■ Work to do
All of the data should be repeated exactly; pictures are not part of the copy.

------

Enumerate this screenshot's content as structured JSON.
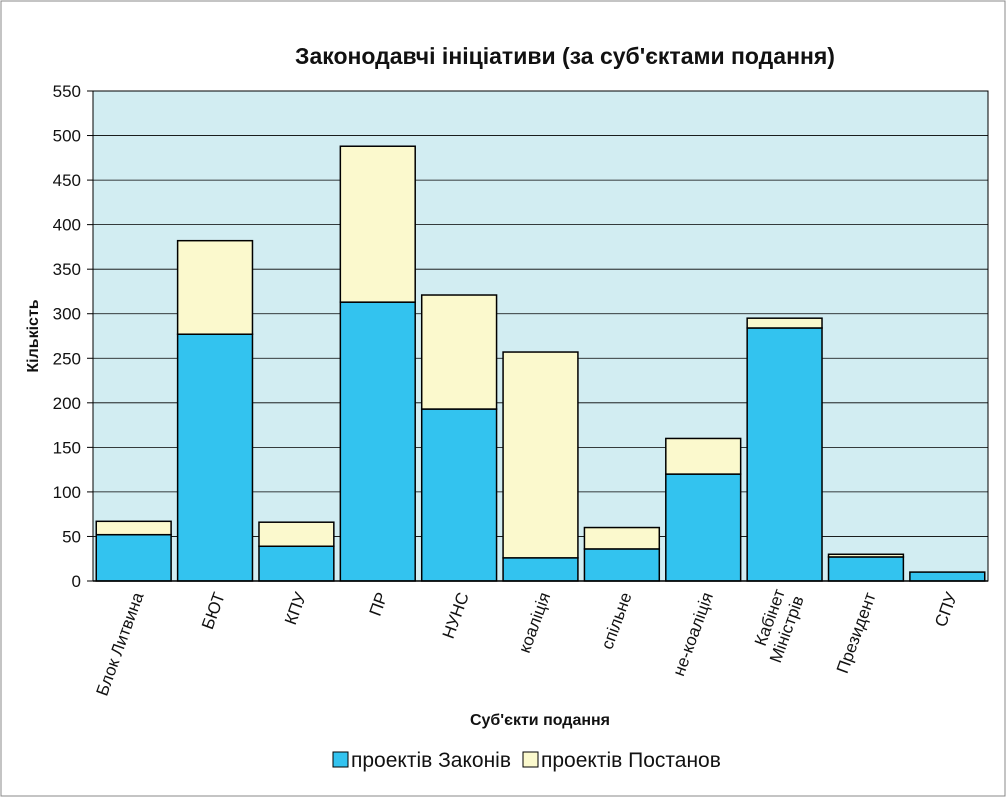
{
  "chart_data": {
    "type": "stacked_bar",
    "title": "Законодавчі ініціативи (за суб'єктами подання)",
    "x_label": "Суб'єкти подання",
    "y_label": "Кількість",
    "categories": [
      "Блок Литвина",
      "БЮТ",
      "КПУ",
      "ПР",
      "НУНС",
      "коаліція",
      "спільне",
      "не-коаліція",
      "Кабінет\nМіністрів",
      "Президент",
      "СПУ"
    ],
    "series": [
      {
        "name": "проектів Законів",
        "color": "#33c3ef",
        "values": [
          52,
          277,
          39,
          313,
          193,
          26,
          36,
          120,
          284,
          27,
          10
        ]
      },
      {
        "name": "проектів Постанов",
        "color": "#fbf9cd",
        "values": [
          15,
          105,
          27,
          175,
          128,
          231,
          24,
          40,
          11,
          3,
          0
        ]
      }
    ],
    "ylim": [
      0,
      550
    ],
    "yticks": [
      0,
      50,
      100,
      150,
      200,
      250,
      300,
      350,
      400,
      450,
      500,
      550
    ],
    "grid": true,
    "legend": "bottom"
  }
}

------

■ Result below
Enumerate this screenshot's content as structured JSON.
{
  "chart_data": {
    "type": "stacked_bar",
    "title": "Законодавчі ініціативи (за суб'єктами подання)",
    "x_label": "Суб'єкти подання",
    "y_label": "Кількість",
    "categories": [
      "Блок Литвина",
      "БЮТ",
      "КПУ",
      "ПР",
      "НУНС",
      "коаліція",
      "спільне",
      "не-коаліція",
      "Кабінет\nМіністрів",
      "Президент",
      "СПУ"
    ],
    "series": [
      {
        "name": "проектів Законів",
        "color": "#33c3ef",
        "values": [
          52,
          277,
          39,
          313,
          193,
          26,
          36,
          120,
          284,
          27,
          10
        ]
      },
      {
        "name": "проектів Постанов",
        "color": "#fbf9cd",
        "values": [
          15,
          105,
          27,
          175,
          128,
          231,
          24,
          40,
          11,
          3,
          0
        ]
      }
    ],
    "ylim": [
      0,
      550
    ],
    "yticks": [
      0,
      50,
      100,
      150,
      200,
      250,
      300,
      350,
      400,
      450,
      500,
      550
    ],
    "grid": true,
    "legend": "bottom"
  }
}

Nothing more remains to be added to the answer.